Requirement
Report the number of lines containing "JSON", with no other words.

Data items
######

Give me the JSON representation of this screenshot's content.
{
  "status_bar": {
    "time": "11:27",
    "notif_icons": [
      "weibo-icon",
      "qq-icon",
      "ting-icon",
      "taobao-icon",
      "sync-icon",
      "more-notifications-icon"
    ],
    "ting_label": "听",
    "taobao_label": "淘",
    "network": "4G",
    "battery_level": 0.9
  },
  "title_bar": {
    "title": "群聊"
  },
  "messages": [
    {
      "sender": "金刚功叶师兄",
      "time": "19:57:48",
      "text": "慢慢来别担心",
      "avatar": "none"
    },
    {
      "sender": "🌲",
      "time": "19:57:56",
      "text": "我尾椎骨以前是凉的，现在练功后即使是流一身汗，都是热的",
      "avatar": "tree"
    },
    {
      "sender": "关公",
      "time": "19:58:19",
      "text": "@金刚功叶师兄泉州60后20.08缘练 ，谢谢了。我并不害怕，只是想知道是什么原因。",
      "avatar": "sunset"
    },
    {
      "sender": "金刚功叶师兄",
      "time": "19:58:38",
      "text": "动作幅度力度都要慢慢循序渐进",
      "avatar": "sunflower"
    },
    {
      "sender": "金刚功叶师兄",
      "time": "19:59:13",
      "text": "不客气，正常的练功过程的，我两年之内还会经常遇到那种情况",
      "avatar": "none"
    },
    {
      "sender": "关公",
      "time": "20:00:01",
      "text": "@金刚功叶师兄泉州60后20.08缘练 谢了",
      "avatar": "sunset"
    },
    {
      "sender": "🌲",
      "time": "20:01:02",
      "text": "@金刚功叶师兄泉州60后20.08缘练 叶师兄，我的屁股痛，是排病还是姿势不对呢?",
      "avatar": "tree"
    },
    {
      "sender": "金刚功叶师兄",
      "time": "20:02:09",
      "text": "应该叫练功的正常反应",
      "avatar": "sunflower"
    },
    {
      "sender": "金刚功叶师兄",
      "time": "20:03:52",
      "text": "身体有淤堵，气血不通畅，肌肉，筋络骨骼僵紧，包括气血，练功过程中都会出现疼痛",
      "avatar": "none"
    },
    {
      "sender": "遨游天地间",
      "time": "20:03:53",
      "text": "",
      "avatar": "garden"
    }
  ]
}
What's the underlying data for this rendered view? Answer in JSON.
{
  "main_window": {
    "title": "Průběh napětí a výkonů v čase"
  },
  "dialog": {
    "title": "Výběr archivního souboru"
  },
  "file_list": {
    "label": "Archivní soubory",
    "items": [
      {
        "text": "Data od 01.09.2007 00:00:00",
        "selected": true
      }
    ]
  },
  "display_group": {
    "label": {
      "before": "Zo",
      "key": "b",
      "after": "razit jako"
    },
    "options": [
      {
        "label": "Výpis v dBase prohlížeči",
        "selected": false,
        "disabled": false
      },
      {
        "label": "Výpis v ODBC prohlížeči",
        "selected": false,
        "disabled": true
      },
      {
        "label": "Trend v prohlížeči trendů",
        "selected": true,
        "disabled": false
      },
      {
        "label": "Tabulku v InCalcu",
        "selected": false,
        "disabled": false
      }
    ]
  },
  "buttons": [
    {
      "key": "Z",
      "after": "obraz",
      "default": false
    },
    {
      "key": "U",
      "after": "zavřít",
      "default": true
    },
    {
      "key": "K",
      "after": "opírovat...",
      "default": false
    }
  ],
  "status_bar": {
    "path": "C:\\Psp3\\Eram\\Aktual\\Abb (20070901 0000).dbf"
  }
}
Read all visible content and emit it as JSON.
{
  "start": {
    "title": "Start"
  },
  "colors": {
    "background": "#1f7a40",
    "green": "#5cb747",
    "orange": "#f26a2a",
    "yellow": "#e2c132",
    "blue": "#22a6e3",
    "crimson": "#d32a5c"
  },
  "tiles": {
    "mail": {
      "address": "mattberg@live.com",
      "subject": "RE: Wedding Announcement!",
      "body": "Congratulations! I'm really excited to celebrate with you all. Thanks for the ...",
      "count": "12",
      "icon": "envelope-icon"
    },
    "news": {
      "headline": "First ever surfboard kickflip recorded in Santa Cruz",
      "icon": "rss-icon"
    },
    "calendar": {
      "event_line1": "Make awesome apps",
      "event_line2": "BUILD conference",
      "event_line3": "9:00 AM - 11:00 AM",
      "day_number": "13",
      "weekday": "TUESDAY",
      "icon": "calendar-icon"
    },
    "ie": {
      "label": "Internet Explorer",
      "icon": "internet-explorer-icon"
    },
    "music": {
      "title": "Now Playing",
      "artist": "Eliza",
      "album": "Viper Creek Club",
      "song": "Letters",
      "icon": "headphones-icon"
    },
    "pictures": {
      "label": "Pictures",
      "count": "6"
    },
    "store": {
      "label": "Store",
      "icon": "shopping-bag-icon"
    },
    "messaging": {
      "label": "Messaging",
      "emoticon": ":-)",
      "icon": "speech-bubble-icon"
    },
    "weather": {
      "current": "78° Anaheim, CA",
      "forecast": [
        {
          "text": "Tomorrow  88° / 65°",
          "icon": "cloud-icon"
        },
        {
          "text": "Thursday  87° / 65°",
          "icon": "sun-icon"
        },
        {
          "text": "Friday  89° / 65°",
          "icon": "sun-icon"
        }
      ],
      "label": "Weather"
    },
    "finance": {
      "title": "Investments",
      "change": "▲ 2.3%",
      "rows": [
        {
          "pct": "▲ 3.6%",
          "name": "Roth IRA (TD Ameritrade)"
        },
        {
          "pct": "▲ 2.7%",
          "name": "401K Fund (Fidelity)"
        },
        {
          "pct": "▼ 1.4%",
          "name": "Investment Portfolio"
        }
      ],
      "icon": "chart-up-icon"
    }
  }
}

######

Result for this task
3